▸ **Job**:
Gather each line in the entries that includes the string "season".

+++

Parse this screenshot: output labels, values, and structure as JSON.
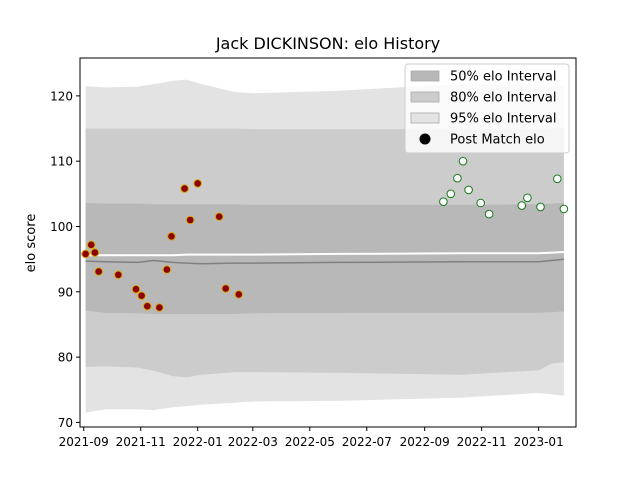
{
  "chart_data": {
    "type": "area",
    "title": "Jack DICKINSON: elo History",
    "xlabel": "",
    "ylabel": "elo score",
    "xlim": [
      "2021-08-28",
      "2023-02-10"
    ],
    "ylim": [
      69.3,
      125.8
    ],
    "x_ticks": [
      "2021-09",
      "2021-11",
      "2022-01",
      "2022-03",
      "2022-05",
      "2022-07",
      "2022-09",
      "2022-11",
      "2023-01"
    ],
    "y_ticks": [
      70,
      80,
      90,
      100,
      110,
      120
    ],
    "grid": false,
    "legend_position": "top-right",
    "legend": [
      {
        "label": "50% elo Interval",
        "swatch": "#b8b8b8"
      },
      {
        "label": "80% elo Interval",
        "swatch": "#cccccc"
      },
      {
        "label": "95% elo Interval",
        "swatch": "#e3e3e3"
      },
      {
        "label": "Post Match elo",
        "swatch": "#000000"
      }
    ],
    "band_x": [
      "2021-09-03",
      "2021-09-24",
      "2021-10-29",
      "2021-11-15",
      "2021-12-05",
      "2021-12-20",
      "2022-01-05",
      "2022-02-10",
      "2022-03-01",
      "2022-06-01",
      "2022-10-10",
      "2023-01-01",
      "2023-01-15",
      "2023-01-28"
    ],
    "intervals": [
      {
        "name": "95% elo Interval",
        "color": "#e3e3e3",
        "upper": [
          121.5,
          121.3,
          121.4,
          121.8,
          122.3,
          122.5,
          121.8,
          120.6,
          120.4,
          120.8,
          121.8,
          121.7,
          121.5,
          121.5
        ],
        "lower": [
          71.5,
          72.0,
          72.0,
          71.9,
          72.3,
          72.5,
          72.7,
          73.0,
          73.2,
          73.3,
          73.8,
          74.5,
          74.3,
          74.1
        ]
      },
      {
        "name": "80% elo Interval",
        "color": "#cccccc",
        "upper": [
          115.0,
          115.0,
          115.0,
          115.0,
          115.0,
          115.0,
          115.0,
          115.0,
          114.9,
          114.9,
          114.9,
          114.9,
          115.0,
          115.1
        ],
        "lower": [
          78.5,
          78.6,
          78.4,
          77.9,
          77.1,
          76.9,
          77.3,
          77.7,
          77.7,
          77.6,
          77.3,
          78.0,
          79.0,
          79.2
        ]
      },
      {
        "name": "50% elo Interval",
        "color": "#b8b8b8",
        "upper": [
          103.6,
          103.5,
          103.5,
          103.4,
          103.4,
          103.4,
          103.4,
          103.4,
          103.3,
          103.3,
          103.3,
          103.4,
          103.5,
          103.6
        ],
        "lower": [
          87.1,
          86.8,
          86.7,
          86.6,
          86.6,
          86.6,
          86.6,
          86.6,
          86.7,
          86.8,
          86.8,
          86.8,
          86.9,
          87.0
        ]
      }
    ],
    "median_line": {
      "color": "#808080",
      "y": [
        94.7,
        94.6,
        94.5,
        94.8,
        94.5,
        94.4,
        94.3,
        94.4,
        94.4,
        94.5,
        94.6,
        94.6,
        94.8,
        95.0
      ]
    },
    "mean_line": {
      "color": "#ffffff",
      "y": [
        95.6,
        95.6,
        95.6,
        95.6,
        95.6,
        95.7,
        95.7,
        95.7,
        95.7,
        95.8,
        95.9,
        95.9,
        96.0,
        96.1
      ]
    },
    "series": [
      {
        "name": "Post Match elo",
        "group": "2021-2022 season",
        "edge_color": "#d6a90a",
        "face_color": "#8b0000",
        "points": [
          {
            "x": "2021-09-03",
            "y": 95.8
          },
          {
            "x": "2021-09-09",
            "y": 97.2
          },
          {
            "x": "2021-09-13",
            "y": 96.0
          },
          {
            "x": "2021-09-17",
            "y": 93.1
          },
          {
            "x": "2021-10-08",
            "y": 92.6
          },
          {
            "x": "2021-10-27",
            "y": 90.4
          },
          {
            "x": "2021-11-02",
            "y": 89.4
          },
          {
            "x": "2021-11-08",
            "y": 87.8
          },
          {
            "x": "2021-11-21",
            "y": 87.6
          },
          {
            "x": "2021-11-29",
            "y": 93.4
          },
          {
            "x": "2021-12-04",
            "y": 98.5
          },
          {
            "x": "2021-12-18",
            "y": 105.8
          },
          {
            "x": "2021-12-24",
            "y": 101.0
          },
          {
            "x": "2022-01-01",
            "y": 106.6
          },
          {
            "x": "2022-01-24",
            "y": 101.5
          },
          {
            "x": "2022-01-31",
            "y": 90.5
          },
          {
            "x": "2022-02-14",
            "y": 89.6
          }
        ]
      },
      {
        "name": "Post Match elo",
        "group": "2022-2023 season",
        "edge_color": "#1a7a1a",
        "face_color": "#ffffff",
        "points": [
          {
            "x": "2022-09-21",
            "y": 103.8
          },
          {
            "x": "2022-09-29",
            "y": 105.0
          },
          {
            "x": "2022-10-06",
            "y": 107.4
          },
          {
            "x": "2022-10-12",
            "y": 110.0
          },
          {
            "x": "2022-10-18",
            "y": 105.6
          },
          {
            "x": "2022-10-31",
            "y": 103.6
          },
          {
            "x": "2022-11-09",
            "y": 101.9
          },
          {
            "x": "2022-12-14",
            "y": 103.2
          },
          {
            "x": "2022-12-20",
            "y": 104.4
          },
          {
            "x": "2023-01-03",
            "y": 103.0
          },
          {
            "x": "2023-01-21",
            "y": 107.3
          },
          {
            "x": "2023-01-28",
            "y": 102.7
          }
        ]
      }
    ]
  }
}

+++

▸ **Reply to the exercise**:
        "group": "2021-2022 season",
        "group": "2022-2023 season",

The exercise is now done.